* [RECORDS TO USE]
□ □ □ □ □ □ □

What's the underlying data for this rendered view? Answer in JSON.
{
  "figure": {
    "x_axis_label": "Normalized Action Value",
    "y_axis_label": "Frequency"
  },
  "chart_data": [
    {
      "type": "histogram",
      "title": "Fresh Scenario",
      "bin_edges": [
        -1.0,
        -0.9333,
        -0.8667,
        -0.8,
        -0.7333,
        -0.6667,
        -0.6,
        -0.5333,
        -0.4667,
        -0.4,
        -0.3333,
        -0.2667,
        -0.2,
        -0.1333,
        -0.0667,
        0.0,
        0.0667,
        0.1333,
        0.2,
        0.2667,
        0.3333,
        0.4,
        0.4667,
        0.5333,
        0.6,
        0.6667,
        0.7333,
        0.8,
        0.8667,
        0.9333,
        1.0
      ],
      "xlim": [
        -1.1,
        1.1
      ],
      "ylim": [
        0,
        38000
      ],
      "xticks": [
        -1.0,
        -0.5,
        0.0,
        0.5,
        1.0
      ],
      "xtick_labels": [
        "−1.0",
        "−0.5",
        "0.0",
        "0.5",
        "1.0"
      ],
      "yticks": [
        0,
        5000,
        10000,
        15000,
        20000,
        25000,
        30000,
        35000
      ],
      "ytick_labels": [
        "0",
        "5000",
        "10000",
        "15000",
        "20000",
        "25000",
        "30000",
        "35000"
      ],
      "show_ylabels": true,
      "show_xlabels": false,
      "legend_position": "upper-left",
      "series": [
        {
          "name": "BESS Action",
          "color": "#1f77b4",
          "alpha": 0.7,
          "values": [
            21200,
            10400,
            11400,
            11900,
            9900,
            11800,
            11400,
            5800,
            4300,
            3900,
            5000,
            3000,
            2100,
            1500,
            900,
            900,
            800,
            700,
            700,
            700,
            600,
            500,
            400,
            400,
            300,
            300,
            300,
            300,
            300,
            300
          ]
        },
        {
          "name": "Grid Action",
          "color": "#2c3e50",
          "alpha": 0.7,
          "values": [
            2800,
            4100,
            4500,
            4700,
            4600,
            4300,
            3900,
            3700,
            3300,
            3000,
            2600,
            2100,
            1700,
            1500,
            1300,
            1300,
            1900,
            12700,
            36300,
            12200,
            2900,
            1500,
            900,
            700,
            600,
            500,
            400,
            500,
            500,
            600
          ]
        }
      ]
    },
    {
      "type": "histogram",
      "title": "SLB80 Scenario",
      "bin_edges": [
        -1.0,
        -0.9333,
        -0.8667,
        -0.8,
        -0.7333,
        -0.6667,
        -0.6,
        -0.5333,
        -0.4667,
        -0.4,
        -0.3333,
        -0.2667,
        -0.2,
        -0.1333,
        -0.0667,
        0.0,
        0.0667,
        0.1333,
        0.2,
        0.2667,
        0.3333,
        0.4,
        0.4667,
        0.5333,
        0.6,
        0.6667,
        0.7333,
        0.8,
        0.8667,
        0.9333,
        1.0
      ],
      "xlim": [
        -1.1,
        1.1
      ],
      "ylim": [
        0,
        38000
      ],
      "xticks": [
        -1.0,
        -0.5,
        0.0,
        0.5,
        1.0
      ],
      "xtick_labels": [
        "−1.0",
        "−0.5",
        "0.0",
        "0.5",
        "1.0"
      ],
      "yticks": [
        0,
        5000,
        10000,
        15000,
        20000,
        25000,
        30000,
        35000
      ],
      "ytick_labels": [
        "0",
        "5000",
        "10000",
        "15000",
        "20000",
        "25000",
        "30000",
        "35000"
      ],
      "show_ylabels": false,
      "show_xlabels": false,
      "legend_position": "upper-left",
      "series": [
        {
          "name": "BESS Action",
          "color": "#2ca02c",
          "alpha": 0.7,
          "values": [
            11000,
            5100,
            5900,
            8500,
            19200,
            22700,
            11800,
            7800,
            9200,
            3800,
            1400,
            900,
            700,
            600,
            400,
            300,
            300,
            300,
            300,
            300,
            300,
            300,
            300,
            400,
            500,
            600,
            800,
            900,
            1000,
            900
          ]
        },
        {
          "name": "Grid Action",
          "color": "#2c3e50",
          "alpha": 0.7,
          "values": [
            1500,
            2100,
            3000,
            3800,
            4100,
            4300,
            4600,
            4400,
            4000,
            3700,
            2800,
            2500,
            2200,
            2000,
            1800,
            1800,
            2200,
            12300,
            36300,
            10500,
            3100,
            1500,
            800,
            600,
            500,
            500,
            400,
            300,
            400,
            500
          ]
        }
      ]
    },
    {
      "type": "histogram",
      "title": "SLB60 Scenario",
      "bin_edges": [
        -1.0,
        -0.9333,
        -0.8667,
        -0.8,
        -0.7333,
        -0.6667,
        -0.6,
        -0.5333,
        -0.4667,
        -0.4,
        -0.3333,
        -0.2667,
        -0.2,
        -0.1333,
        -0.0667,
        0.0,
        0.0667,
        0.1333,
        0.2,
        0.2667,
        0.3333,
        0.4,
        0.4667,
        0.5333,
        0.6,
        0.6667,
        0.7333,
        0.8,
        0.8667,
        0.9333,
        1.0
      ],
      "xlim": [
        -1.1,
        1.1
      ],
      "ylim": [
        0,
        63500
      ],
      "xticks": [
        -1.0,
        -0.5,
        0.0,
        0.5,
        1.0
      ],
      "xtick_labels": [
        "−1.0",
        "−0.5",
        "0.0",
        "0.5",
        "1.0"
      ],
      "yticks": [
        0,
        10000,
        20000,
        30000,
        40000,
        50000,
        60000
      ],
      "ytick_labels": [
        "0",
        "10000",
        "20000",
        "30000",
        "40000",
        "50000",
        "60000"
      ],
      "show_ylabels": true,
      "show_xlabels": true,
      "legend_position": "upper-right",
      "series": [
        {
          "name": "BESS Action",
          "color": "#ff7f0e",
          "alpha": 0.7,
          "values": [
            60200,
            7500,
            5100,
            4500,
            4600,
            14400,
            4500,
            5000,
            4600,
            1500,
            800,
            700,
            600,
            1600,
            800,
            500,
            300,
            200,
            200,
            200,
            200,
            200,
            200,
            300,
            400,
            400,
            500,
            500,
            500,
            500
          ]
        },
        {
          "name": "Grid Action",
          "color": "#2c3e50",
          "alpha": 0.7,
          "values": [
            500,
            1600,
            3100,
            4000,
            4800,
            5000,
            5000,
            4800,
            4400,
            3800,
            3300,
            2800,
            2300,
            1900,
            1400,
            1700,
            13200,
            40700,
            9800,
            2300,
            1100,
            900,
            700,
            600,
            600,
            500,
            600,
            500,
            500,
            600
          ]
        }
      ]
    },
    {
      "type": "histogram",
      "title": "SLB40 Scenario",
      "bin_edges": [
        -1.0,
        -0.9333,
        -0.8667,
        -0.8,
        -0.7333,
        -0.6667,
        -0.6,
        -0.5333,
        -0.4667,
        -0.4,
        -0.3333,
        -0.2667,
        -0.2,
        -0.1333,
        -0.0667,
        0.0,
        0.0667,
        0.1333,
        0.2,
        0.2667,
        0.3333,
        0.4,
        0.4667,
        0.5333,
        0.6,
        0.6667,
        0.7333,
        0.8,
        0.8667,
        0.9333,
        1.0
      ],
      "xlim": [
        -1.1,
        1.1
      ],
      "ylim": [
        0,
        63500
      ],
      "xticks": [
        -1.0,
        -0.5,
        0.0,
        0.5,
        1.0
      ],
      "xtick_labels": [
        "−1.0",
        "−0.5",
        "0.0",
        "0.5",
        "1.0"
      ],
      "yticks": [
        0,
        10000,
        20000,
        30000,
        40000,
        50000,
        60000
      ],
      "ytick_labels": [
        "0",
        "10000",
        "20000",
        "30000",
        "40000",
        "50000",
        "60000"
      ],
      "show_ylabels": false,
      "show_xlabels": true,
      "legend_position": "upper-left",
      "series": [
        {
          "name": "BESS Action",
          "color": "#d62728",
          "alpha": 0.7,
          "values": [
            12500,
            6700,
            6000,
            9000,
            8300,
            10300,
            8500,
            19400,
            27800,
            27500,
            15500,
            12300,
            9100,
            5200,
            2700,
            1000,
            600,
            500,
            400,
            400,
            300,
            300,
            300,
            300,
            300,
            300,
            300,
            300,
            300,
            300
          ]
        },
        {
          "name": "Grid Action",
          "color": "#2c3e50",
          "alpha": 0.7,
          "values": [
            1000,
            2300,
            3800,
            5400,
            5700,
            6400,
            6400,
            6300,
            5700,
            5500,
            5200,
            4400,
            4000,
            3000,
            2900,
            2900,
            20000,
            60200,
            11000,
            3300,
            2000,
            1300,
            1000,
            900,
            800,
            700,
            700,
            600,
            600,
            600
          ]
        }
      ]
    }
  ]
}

□ □ □ □ □ □ □

* [AIM] Tally up the lines in the records that contain the word "title" and give only the total.

* [ANSWER BELOW] 4